▸ **Records shown**:
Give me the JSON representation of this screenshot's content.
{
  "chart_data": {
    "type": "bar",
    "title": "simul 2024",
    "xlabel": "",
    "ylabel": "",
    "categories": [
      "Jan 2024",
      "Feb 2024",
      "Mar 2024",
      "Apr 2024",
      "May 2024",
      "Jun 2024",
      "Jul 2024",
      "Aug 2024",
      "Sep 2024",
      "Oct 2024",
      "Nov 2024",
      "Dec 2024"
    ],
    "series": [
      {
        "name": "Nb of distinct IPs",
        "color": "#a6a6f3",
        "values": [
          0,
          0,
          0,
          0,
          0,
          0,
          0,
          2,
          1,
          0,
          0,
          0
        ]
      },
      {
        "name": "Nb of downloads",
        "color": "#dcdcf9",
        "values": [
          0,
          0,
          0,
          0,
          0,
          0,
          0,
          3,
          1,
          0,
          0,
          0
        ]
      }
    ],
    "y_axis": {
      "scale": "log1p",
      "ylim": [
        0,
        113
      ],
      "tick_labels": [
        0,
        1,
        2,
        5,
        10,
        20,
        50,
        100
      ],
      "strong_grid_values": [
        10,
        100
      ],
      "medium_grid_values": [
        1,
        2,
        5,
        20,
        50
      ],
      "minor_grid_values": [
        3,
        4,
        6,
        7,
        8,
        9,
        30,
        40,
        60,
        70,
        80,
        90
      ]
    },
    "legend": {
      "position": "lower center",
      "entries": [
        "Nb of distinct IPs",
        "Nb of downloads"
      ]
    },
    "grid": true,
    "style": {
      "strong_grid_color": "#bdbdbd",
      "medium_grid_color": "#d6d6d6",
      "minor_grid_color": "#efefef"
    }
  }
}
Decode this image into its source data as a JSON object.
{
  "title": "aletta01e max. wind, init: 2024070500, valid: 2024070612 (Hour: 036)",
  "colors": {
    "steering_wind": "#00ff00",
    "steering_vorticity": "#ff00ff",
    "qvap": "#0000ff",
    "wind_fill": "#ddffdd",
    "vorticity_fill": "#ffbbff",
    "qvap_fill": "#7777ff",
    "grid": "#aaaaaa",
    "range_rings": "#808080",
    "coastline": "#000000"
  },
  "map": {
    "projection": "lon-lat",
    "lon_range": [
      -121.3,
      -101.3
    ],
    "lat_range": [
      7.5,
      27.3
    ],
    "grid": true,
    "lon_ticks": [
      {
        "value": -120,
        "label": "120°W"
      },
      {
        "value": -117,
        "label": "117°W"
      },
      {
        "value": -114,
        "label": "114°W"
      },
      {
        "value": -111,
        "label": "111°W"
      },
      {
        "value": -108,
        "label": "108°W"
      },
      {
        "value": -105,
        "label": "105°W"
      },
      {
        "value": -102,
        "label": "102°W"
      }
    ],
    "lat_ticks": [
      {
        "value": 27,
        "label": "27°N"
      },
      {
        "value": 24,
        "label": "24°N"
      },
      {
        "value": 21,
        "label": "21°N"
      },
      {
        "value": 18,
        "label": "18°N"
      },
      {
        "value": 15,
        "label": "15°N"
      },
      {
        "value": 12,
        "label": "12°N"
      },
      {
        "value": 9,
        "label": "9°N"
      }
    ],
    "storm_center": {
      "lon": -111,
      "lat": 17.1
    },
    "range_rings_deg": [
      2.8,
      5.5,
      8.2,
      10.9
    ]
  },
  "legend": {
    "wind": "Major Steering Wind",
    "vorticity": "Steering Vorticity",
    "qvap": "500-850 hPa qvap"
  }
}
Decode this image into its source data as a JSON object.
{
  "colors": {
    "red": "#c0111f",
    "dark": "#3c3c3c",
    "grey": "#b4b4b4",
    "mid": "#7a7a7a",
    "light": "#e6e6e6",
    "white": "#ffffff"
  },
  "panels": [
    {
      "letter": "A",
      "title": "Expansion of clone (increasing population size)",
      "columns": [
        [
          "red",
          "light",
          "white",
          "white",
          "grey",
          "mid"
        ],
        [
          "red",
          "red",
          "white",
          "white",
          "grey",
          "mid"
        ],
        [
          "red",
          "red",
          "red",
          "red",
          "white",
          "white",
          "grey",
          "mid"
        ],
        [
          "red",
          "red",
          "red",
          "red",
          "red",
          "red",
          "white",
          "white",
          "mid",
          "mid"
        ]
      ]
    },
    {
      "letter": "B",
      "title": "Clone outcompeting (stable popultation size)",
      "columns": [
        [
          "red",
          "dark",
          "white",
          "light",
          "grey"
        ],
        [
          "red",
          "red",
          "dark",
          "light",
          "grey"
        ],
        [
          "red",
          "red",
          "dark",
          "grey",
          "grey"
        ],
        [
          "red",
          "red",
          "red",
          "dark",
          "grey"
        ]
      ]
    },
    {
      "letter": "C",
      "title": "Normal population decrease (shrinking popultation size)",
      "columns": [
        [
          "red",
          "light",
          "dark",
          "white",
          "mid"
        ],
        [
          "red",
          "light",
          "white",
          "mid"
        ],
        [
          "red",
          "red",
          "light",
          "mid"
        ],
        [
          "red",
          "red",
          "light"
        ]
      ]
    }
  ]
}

▸ **Task description**: Pick every line with "size" in it and copy it.

▸ **Full answer**:
      "title": "Expansion of clone (increasing population size)",
      "title": "Clone outcompeting (stable popultation size)",
      "title": "Normal population decrease (shrinking popultation size)",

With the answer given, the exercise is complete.